■ **Directive**:
Exclude the pictures, then copy all remaining records exactly.

━━━━━━━━

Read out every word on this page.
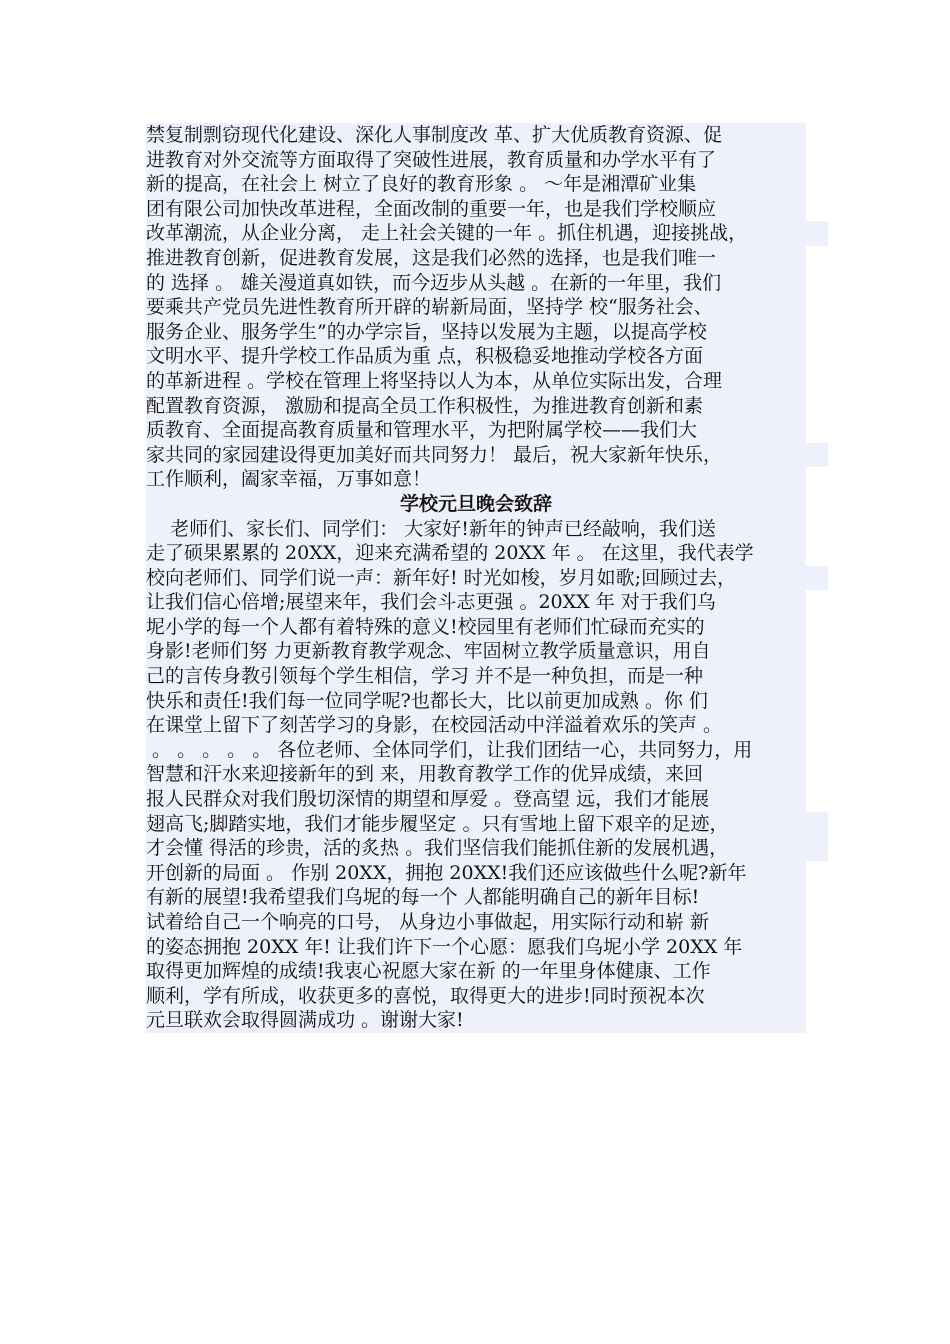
禁复制剽窃现代化建设、深化人事制度改 革、扩大优质教育资源、促
进教育对外交流等方面取得了突破性进展，教育质量和办学水平有了
新的提高，在社会上 树立了良好的教育形象 。 ～年是湘潭矿业集
团有限公司加快改革进程，全面改制的重要一年，也是我们学校顺应
改革潮流，从企业分离， 走上社会关键的一年 。抓住机遇，迎接挑战，
推进教育创新，促进教育发展，这是我们必然的选择，也是我们唯一
的 选择 。 雄关漫道真如铁，而今迈步从头越 。在新的一年里，我们
要乘共产党员先进性教育所开辟的崭新局面，坚持学 校“服务社会、
服务企业、服务学生”的办学宗旨，坚持以发展为主题，以提高学校
文明水平、提升学校工作品质为重 点，积极稳妥地推动学校各方面
的革新进程 。学校在管理上将坚持以人为本，从单位实际出发，合理
配置教育资源， 激励和提高全员工作积极性，为推进教育创新和素
质教育、全面提高教育质量和管理水平，为把附属学校——我们大
家共同的家园建设得更加美好而共同努力！ 最后，祝大家新年快乐，
工作顺利，阖家幸福，万事如意！
学校元旦晚会致辞
老师们、家长们、同学们： 大家好!新年的钟声已经敲响，我们送
走了硕果累累的 20XX，迎来充满希望的 20XX 年 。 在这里，我代表学
校向老师们、同学们说一声：新年好! 时光如梭，岁月如歌;回顾过去，
让我们信心倍增;展望来年，我们会斗志更强 。20XX 年 对于我们乌
坭小学的每一个人都有着特殊的意义!校园里有老师们忙碌而充实的
身影!老师们努 力更新教育教学观念、牢固树立教学质量意识，用自
己的言传身教引领每个学生相信，学习 并不是一种负担，而是一种
快乐和责任!我们每一位同学呢?也都长大，比以前更加成熟 。你 们
在课堂上留下了刻苦学习的身影，在校园活动中洋溢着欢乐的笑声 。
。 。 。 。 。 各位老师、全体同学们，让我们团结一心，共同努力，用
智慧和汗水来迎接新年的到 来，用教育教学工作的优异成绩，来回
报人民群众对我们殷切深情的期望和厚爱 。登高望 远，我们才能展
翅高飞;脚踏实地，我们才能步履坚定 。只有雪地上留下艰辛的足迹，
才会懂 得活的珍贵，活的炙热 。我们坚信我们能抓住新的发展机遇，
开创新的局面 。 作别 20XX，拥抱 20XX!我们还应该做些什么呢?新年
有新的展望!我希望我们乌坭的每一个 人都能明确自己的新年目标!
试着给自己一个响亮的口号， 从身边小事做起，用实际行动和崭 新
的姿态拥抱 20XX 年! 让我们许下一个心愿：愿我们乌坭小学 20XX 年
取得更加辉煌的成绩!我衷心祝愿大家在新 的一年里身体健康、工作
顺利，学有所成，收获更多的喜悦，取得更大的进步!同时预祝本次
元旦联欢会取得圆满成功 。谢谢大家!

━━━━━━━━

■ **Finished answer**:
Read out every word on this page.
禁复制剽窃现代化建设、深化人事制度改 革、扩大优质教育资源、促
进教育对外交流等方面取得了突破性进展，教育质量和办学水平有了
新的提高，在社会上 树立了良好的教育形象 。 ～年是湘潭矿业集
团有限公司加快改革进程，全面改制的重要一年，也是我们学校顺应
改革潮流，从企业分离， 走上社会关键的一年 。抓住机遇，迎接挑战，
推进教育创新，促进教育发展，这是我们必然的选择，也是我们唯一
的 选择 。 雄关漫道真如铁，而今迈步从头越 。在新的一年里，我们
要乘共产党员先进性教育所开辟的崭新局面，坚持学 校“服务社会、
服务企业、服务学生”的办学宗旨，坚持以发展为主题，以提高学校
文明水平、提升学校工作品质为重 点，积极稳妥地推动学校各方面
的革新进程 。学校在管理上将坚持以人为本，从单位实际出发，合理
配置教育资源， 激励和提高全员工作积极性，为推进教育创新和素
质教育、全面提高教育质量和管理水平，为把附属学校——我们大
家共同的家园建设得更加美好而共同努力！ 最后，祝大家新年快乐，
工作顺利，阖家幸福，万事如意！
学校元旦晚会致辞
老师们、家长们、同学们： 大家好!新年的钟声已经敲响，我们送
走了硕果累累的 20XX，迎来充满希望的 20XX 年 。 在这里，我代表学
校向老师们、同学们说一声：新年好! 时光如梭，岁月如歌;回顾过去，
让我们信心倍增;展望来年，我们会斗志更强 。20XX 年 对于我们乌
坭小学的每一个人都有着特殊的意义!校园里有老师们忙碌而充实的
身影!老师们努 力更新教育教学观念、牢固树立教学质量意识，用自
己的言传身教引领每个学生相信，学习 并不是一种负担，而是一种
快乐和责任!我们每一位同学呢?也都长大，比以前更加成熟 。你 们
在课堂上留下了刻苦学习的身影，在校园活动中洋溢着欢乐的笑声 。
。 。 。 。 。 各位老师、全体同学们，让我们团结一心，共同努力，用
智慧和汗水来迎接新年的到 来，用教育教学工作的优异成绩，来回
报人民群众对我们殷切深情的期望和厚爱 。登高望 远，我们才能展
翅高飞;脚踏实地，我们才能步履坚定 。只有雪地上留下艰辛的足迹，
才会懂 得活的珍贵，活的炙热 。我们坚信我们能抓住新的发展机遇，
开创新的局面 。 作别 20XX，拥抱 20XX!我们还应该做些什么呢?新年
有新的展望!我希望我们乌坭的每一个 人都能明确自己的新年目标!
试着给自己一个响亮的口号， 从身边小事做起，用实际行动和崭 新
的姿态拥抱 20XX 年! 让我们许下一个心愿：愿我们乌坭小学 20XX 年
取得更加辉煌的成绩!我衷心祝愿大家在新 的一年里身体健康、工作
顺利，学有所成，收获更多的喜悦，取得更大的进步!同时预祝本次
元旦联欢会取得圆满成功 。谢谢大家!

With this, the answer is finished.